* **Instructions for the task**: Each line containing the word "JSON" needs to be copied.

Figure content listings:
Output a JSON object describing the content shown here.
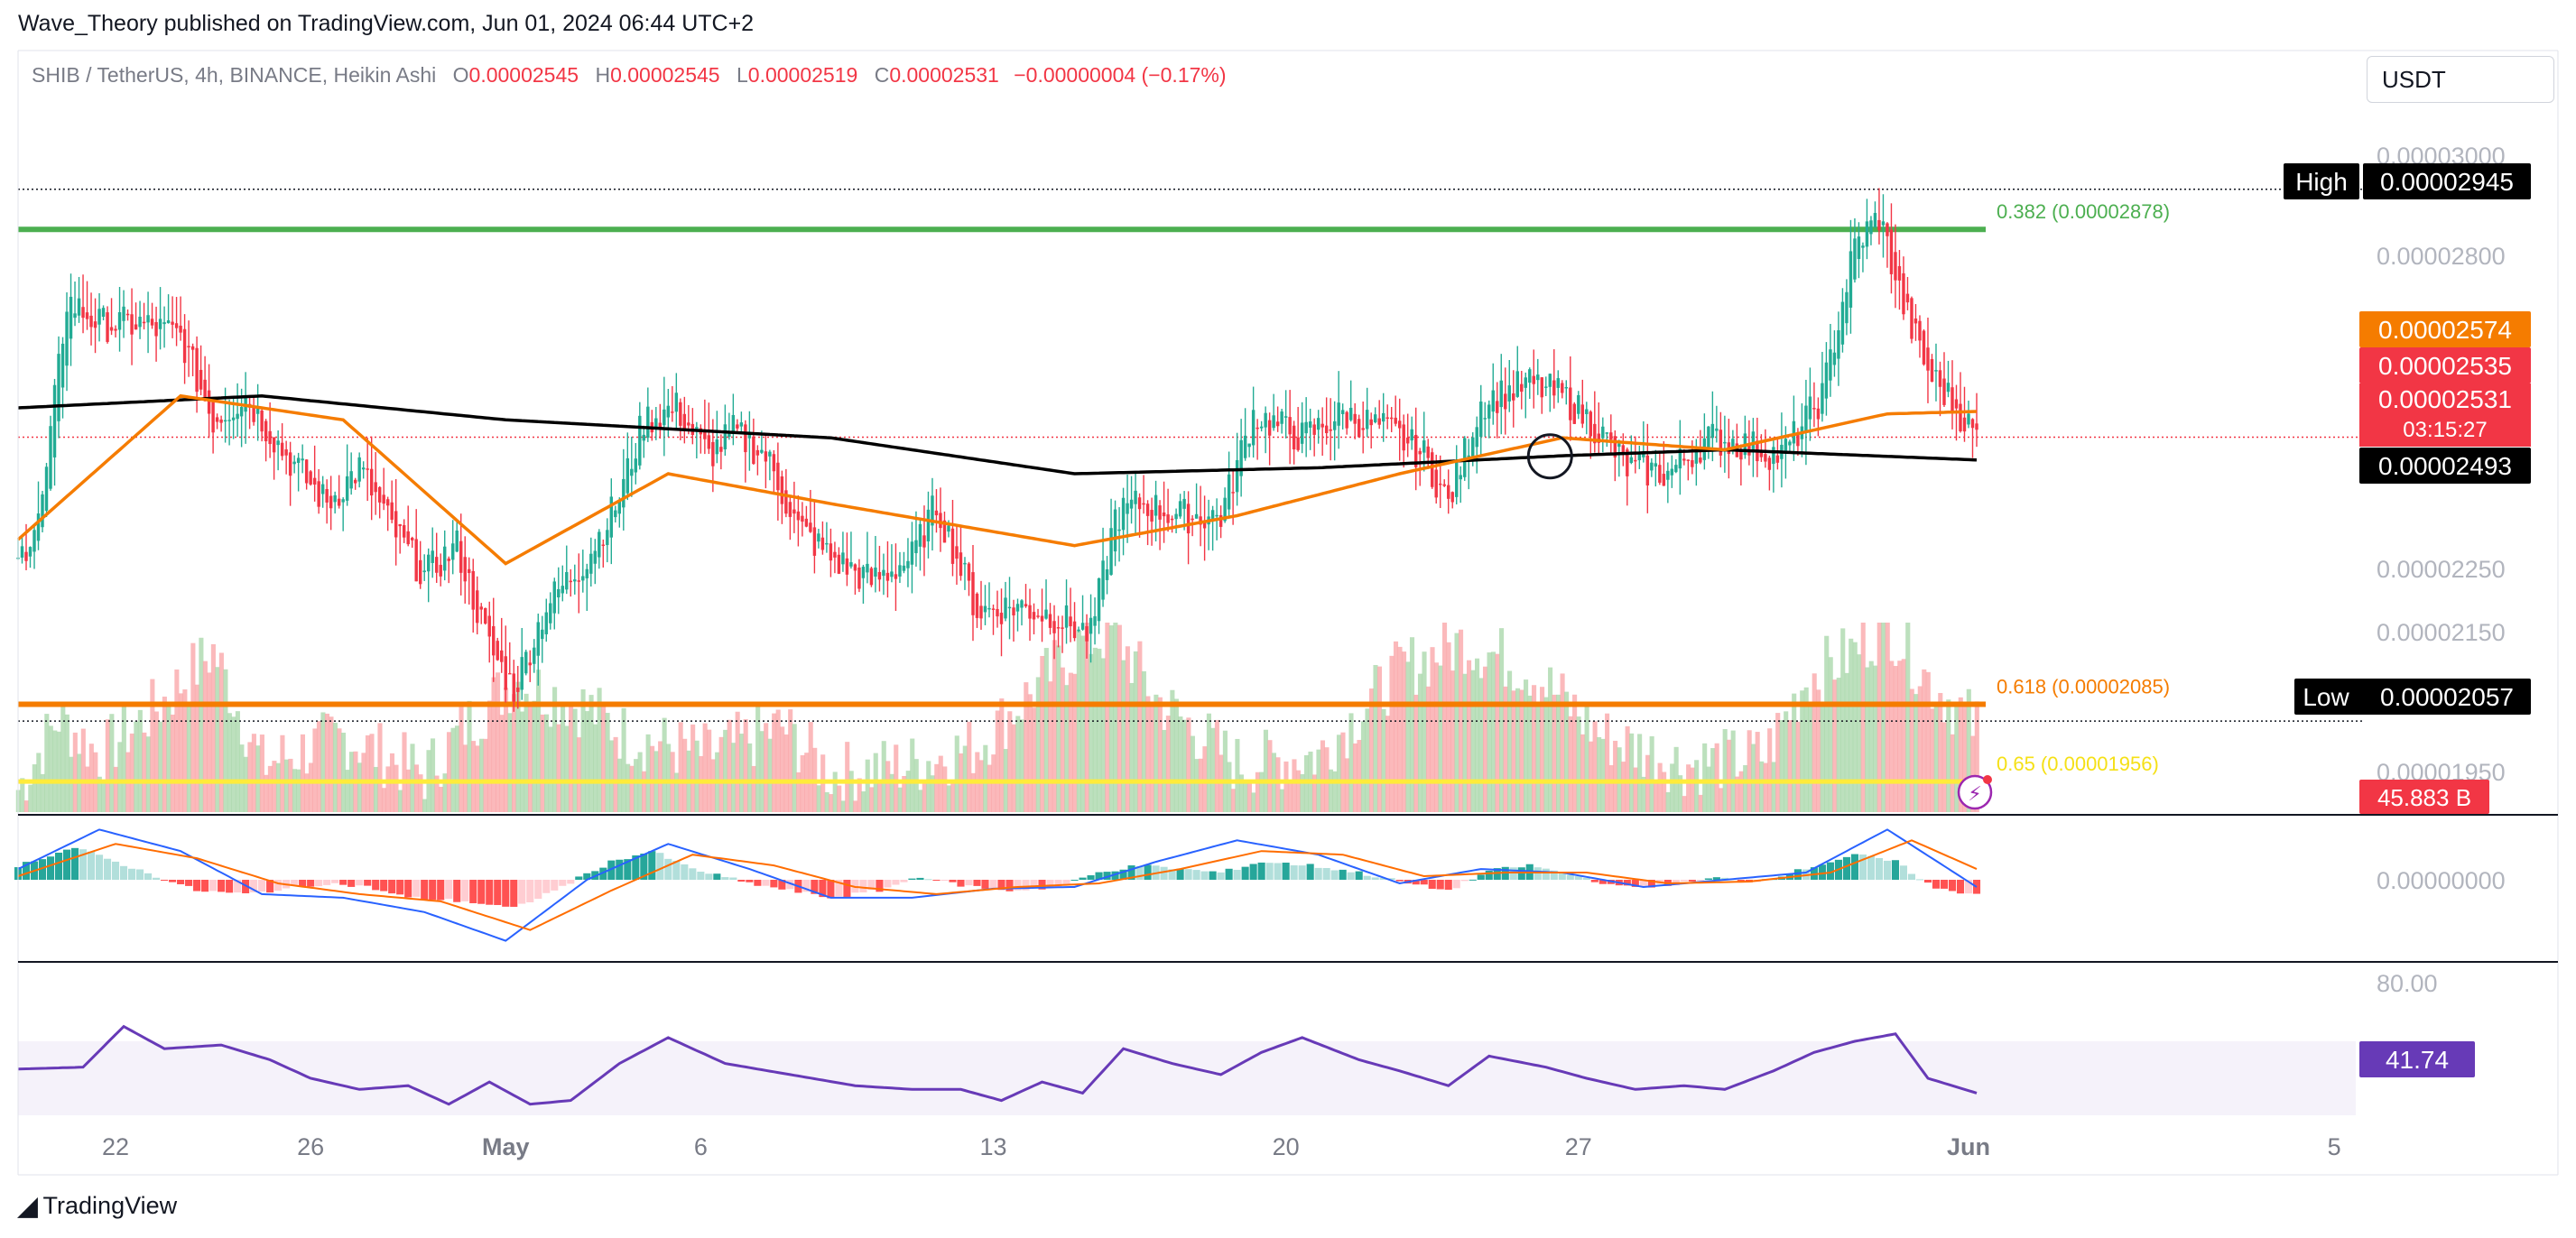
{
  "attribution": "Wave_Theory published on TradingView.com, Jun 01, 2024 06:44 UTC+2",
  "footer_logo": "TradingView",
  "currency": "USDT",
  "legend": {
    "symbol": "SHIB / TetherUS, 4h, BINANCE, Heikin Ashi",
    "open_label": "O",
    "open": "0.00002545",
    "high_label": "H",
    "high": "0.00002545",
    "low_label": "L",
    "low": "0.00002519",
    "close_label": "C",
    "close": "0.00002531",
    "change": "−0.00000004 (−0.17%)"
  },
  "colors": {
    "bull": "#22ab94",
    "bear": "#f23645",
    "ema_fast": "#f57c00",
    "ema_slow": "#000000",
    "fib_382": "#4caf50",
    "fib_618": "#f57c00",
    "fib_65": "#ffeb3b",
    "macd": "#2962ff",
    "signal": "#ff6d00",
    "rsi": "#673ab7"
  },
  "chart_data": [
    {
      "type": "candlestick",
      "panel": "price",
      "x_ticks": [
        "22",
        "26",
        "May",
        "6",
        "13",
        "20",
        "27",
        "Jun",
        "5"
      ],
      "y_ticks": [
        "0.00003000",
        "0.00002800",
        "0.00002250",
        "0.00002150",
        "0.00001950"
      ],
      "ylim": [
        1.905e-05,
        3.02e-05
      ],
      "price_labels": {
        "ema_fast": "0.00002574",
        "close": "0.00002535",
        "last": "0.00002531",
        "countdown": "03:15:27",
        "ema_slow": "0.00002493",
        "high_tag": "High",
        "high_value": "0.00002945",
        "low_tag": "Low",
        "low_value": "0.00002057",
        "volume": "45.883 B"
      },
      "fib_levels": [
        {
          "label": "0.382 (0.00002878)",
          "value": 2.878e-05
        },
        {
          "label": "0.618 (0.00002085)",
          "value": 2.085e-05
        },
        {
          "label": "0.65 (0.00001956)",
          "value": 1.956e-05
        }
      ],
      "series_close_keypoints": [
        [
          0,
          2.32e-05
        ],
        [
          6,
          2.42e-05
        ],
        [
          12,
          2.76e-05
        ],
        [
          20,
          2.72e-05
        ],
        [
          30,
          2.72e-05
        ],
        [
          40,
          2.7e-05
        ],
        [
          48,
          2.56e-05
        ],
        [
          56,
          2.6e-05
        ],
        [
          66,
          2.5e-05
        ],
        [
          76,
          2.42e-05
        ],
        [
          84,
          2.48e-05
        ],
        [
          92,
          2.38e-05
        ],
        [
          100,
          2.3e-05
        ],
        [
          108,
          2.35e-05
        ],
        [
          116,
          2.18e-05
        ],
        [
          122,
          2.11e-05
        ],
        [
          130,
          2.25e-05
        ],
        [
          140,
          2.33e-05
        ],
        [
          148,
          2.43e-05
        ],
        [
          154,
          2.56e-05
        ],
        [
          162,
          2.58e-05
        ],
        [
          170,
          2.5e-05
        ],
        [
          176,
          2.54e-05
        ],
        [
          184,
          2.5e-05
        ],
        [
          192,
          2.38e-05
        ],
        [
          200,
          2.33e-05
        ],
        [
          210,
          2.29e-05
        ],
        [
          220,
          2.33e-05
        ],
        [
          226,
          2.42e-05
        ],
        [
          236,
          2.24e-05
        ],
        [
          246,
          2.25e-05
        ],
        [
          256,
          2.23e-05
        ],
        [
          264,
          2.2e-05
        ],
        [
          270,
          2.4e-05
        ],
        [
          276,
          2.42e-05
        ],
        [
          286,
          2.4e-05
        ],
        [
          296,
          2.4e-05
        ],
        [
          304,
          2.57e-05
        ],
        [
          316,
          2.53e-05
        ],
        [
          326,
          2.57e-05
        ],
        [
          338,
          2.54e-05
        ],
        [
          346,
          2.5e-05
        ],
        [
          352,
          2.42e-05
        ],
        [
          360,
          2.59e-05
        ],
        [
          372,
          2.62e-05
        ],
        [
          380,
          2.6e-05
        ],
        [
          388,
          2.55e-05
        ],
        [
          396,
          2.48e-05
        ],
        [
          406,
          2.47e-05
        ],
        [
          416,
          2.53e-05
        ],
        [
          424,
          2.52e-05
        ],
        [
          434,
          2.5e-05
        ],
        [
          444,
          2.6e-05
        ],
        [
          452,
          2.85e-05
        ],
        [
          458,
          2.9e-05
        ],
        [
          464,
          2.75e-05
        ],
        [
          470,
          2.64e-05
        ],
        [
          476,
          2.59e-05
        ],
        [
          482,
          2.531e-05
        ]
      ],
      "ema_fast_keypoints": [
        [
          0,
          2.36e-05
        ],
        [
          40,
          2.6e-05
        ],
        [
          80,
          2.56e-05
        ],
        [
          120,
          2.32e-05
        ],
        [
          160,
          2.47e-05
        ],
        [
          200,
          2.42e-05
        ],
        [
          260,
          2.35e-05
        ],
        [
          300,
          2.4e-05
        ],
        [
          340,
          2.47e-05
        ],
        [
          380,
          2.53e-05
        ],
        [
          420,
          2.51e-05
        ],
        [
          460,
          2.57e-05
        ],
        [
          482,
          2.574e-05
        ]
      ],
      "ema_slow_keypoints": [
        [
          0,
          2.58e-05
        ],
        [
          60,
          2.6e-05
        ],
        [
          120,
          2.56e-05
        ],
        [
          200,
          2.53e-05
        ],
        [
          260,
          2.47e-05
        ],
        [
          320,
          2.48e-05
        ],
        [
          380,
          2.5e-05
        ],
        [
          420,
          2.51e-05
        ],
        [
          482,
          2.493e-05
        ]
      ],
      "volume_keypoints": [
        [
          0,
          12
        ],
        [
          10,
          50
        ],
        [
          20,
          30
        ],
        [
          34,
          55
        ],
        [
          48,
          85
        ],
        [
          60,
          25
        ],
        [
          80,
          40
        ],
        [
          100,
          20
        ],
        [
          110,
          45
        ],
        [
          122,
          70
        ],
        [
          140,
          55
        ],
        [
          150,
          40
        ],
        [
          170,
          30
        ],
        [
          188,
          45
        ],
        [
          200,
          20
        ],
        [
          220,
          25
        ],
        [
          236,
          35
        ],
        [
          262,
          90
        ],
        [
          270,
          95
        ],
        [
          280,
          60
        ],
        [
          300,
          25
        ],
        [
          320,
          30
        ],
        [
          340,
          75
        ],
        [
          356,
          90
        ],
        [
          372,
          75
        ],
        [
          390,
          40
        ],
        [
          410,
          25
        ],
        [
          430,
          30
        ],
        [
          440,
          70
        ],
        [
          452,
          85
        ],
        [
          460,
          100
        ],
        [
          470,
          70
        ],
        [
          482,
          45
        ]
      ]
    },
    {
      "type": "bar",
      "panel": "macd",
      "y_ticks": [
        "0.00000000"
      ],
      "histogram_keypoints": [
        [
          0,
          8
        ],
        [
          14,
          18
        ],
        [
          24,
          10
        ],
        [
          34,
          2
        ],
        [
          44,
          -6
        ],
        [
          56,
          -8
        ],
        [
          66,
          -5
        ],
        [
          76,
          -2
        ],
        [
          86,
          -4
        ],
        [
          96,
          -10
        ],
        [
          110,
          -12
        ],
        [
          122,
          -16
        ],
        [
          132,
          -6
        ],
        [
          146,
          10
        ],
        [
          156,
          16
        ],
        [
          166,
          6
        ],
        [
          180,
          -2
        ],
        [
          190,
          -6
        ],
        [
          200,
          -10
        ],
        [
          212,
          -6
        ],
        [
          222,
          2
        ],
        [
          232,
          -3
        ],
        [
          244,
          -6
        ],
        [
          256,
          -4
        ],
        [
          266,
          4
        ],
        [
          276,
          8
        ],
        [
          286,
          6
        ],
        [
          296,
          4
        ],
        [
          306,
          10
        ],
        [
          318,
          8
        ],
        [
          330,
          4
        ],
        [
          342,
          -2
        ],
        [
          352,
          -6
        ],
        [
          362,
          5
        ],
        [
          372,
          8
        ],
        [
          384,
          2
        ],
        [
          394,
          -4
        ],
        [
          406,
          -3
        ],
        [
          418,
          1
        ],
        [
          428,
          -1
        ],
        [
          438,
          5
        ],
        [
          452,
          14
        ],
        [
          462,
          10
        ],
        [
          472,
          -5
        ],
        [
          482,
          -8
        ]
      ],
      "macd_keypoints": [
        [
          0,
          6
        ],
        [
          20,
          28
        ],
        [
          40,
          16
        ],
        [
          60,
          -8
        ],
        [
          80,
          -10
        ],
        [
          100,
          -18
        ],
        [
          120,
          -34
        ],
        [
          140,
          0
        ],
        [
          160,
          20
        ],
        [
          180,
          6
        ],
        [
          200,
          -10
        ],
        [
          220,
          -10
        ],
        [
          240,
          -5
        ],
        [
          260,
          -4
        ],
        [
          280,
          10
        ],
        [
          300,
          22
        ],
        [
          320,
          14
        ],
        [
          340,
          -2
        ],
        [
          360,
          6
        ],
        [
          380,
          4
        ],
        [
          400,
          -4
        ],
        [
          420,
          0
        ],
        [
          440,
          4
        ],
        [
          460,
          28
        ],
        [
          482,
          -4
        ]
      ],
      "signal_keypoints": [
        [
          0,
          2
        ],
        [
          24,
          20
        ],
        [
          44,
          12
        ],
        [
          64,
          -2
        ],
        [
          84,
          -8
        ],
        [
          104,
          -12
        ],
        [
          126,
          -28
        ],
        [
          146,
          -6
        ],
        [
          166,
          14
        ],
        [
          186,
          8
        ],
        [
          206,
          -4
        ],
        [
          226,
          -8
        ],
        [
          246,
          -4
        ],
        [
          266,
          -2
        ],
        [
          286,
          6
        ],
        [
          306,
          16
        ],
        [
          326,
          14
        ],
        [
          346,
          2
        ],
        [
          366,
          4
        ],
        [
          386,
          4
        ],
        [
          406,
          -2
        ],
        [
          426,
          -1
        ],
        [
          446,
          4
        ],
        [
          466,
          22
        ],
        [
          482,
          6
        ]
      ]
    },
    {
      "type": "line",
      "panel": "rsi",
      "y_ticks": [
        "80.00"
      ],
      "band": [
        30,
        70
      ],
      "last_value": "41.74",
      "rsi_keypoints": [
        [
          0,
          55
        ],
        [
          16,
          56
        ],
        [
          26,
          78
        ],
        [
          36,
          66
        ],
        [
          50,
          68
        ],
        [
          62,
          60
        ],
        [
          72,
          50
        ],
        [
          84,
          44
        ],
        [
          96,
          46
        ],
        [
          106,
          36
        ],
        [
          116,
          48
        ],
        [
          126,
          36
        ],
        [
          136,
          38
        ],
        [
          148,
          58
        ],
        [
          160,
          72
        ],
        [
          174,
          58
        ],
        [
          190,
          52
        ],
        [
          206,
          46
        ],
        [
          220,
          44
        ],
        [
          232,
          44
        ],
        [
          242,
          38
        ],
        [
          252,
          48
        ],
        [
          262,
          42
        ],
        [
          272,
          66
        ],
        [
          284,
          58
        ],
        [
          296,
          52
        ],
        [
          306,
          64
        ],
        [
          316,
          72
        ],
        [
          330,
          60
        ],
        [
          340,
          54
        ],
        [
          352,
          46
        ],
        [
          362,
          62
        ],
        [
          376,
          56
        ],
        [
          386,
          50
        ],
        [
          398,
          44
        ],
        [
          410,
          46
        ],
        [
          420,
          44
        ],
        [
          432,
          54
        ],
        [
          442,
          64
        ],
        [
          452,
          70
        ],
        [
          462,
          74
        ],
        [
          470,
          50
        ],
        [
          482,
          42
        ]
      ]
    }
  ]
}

---

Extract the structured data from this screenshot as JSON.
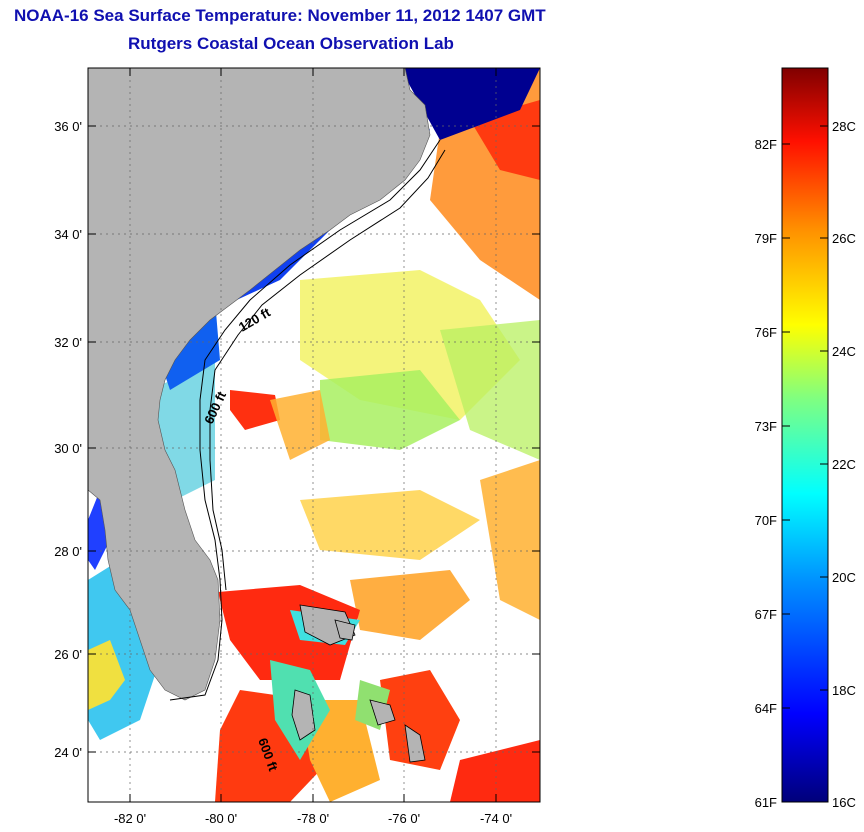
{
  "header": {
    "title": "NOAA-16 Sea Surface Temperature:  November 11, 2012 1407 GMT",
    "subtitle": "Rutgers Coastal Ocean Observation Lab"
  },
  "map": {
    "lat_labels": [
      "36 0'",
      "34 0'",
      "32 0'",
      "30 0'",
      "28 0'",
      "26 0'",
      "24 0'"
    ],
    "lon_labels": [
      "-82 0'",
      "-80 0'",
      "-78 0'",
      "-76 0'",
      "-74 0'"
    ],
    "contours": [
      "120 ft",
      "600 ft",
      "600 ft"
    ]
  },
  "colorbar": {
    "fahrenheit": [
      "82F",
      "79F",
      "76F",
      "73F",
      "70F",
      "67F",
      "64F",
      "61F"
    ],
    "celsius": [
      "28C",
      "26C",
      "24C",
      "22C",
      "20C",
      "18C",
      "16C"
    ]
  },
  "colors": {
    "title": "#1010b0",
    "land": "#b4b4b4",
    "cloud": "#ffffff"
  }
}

* **The response**:
Output a JSON object describing the content shown here.
Extract the structured data from this screenshot as JSON.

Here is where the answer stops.